* _Fragmento seleccionado_:

___

La salud mental de los niños y adolescentes se ha convertido en un problema de primer orden en nuestra sociedad. Que los suicidios sean la primera causa de muerte en los jóvenes de 15 a 29 años o que los colegios de Balears detecten cada día dos casos de estudiantes en riesgo de autolesión son mucho más que números, son dramas humanos de criaturas que sufren y apelan a la responsabilidad colectiva para afrontar el reto de generar un horizonte de esperanza para las nuevas generaciones. Los indicadores ofrecen señales inequívocas, desde el aumento de suicidios y tentativas de quitarse la vida hasta el crecimiento exponencial de la ansiedad, la depresión, los trastornos alimentarios, las adicciones y los desórdenes del comportamiento en edades tempranas, que hacen pensar que no nos encontramos sólo ante un afloramiento de esta realidad por una mayor alerta y sensibilidad, sino que late un malestar profundo de base, de modelo de sociedad.

___

* _Datos mostrados_:

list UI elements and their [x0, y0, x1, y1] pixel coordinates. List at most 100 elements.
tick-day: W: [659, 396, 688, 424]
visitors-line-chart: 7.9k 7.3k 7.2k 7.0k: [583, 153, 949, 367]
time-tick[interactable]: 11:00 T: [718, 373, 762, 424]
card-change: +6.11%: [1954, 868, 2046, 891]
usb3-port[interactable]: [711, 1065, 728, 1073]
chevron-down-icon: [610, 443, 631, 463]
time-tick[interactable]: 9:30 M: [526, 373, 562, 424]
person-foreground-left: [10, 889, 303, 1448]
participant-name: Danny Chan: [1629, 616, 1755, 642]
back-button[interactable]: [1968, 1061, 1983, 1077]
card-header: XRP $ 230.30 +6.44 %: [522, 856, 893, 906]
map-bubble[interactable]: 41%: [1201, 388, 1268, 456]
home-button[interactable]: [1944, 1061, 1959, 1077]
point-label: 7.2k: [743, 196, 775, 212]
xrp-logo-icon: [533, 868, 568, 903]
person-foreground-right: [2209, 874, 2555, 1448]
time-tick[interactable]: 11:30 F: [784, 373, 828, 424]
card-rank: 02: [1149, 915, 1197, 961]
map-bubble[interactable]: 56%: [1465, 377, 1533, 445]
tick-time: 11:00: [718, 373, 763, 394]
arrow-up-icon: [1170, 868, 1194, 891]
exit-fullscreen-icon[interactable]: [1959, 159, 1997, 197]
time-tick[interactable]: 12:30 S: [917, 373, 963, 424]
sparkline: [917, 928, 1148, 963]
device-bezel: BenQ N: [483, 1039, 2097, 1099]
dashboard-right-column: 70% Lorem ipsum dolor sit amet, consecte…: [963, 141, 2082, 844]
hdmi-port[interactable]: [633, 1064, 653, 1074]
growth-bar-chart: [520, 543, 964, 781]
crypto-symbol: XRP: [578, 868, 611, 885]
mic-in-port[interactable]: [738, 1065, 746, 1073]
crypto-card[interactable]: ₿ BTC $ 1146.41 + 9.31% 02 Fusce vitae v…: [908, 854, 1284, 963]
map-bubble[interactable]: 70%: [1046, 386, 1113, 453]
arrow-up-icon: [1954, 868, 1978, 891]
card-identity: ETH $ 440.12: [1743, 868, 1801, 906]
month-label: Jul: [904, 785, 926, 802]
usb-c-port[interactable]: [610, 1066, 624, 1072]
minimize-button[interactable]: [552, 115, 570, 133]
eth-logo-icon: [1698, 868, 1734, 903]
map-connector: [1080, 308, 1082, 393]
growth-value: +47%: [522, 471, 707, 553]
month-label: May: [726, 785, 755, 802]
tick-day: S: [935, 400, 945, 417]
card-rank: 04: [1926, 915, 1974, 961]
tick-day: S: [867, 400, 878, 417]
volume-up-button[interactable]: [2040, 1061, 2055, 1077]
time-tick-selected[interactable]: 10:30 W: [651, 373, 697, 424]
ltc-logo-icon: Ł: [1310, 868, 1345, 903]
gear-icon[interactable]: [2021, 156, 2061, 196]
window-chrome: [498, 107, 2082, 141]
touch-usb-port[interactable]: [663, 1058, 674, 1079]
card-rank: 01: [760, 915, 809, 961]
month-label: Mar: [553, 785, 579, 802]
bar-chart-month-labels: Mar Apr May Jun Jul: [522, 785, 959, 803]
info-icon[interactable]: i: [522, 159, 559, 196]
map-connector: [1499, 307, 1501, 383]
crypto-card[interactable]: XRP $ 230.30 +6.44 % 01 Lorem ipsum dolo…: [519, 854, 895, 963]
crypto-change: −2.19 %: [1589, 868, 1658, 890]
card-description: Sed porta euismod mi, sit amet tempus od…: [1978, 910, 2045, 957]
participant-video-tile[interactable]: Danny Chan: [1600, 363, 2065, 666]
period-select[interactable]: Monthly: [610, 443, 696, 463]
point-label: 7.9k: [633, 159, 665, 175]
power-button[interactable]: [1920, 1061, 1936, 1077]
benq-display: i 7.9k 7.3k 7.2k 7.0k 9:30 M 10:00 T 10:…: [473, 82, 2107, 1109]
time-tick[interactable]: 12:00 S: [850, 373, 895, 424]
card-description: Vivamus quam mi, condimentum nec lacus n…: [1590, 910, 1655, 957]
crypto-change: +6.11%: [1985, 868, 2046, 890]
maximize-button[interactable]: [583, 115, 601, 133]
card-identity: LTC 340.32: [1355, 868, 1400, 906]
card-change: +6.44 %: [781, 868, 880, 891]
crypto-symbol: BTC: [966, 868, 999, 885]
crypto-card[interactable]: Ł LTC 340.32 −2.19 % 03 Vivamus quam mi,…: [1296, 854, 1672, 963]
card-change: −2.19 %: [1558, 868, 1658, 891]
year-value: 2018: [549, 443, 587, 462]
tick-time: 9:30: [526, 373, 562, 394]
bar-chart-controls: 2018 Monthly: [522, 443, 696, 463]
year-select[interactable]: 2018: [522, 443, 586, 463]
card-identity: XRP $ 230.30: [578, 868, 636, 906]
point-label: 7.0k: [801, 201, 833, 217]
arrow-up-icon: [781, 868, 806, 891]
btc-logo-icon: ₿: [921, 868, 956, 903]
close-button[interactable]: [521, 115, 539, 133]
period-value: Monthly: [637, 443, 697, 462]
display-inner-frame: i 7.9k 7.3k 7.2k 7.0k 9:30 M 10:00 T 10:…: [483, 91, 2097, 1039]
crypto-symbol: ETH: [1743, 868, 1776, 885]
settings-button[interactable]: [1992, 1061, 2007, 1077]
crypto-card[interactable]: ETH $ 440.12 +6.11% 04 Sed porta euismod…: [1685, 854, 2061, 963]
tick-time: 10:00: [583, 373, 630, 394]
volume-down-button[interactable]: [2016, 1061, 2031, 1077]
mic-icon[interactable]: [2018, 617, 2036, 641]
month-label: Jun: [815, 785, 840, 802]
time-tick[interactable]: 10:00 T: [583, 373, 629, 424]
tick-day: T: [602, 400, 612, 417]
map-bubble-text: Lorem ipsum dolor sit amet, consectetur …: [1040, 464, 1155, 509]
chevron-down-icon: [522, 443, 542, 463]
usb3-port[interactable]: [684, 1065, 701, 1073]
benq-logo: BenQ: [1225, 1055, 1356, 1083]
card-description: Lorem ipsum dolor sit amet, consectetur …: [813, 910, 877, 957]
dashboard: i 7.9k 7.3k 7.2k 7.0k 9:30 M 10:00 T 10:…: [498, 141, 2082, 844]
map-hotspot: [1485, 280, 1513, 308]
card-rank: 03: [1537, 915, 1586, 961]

___

* _Consigna_:
Según el texto sobre la salud mental de los jóvenes, ¿cuántos casos de estudiantes en riesgo de autolesión detectan cada día los colegios de Balears? Las líneas no hacen falta para responder.

* _Resultado del ejercicio_:
Dos casos cada día.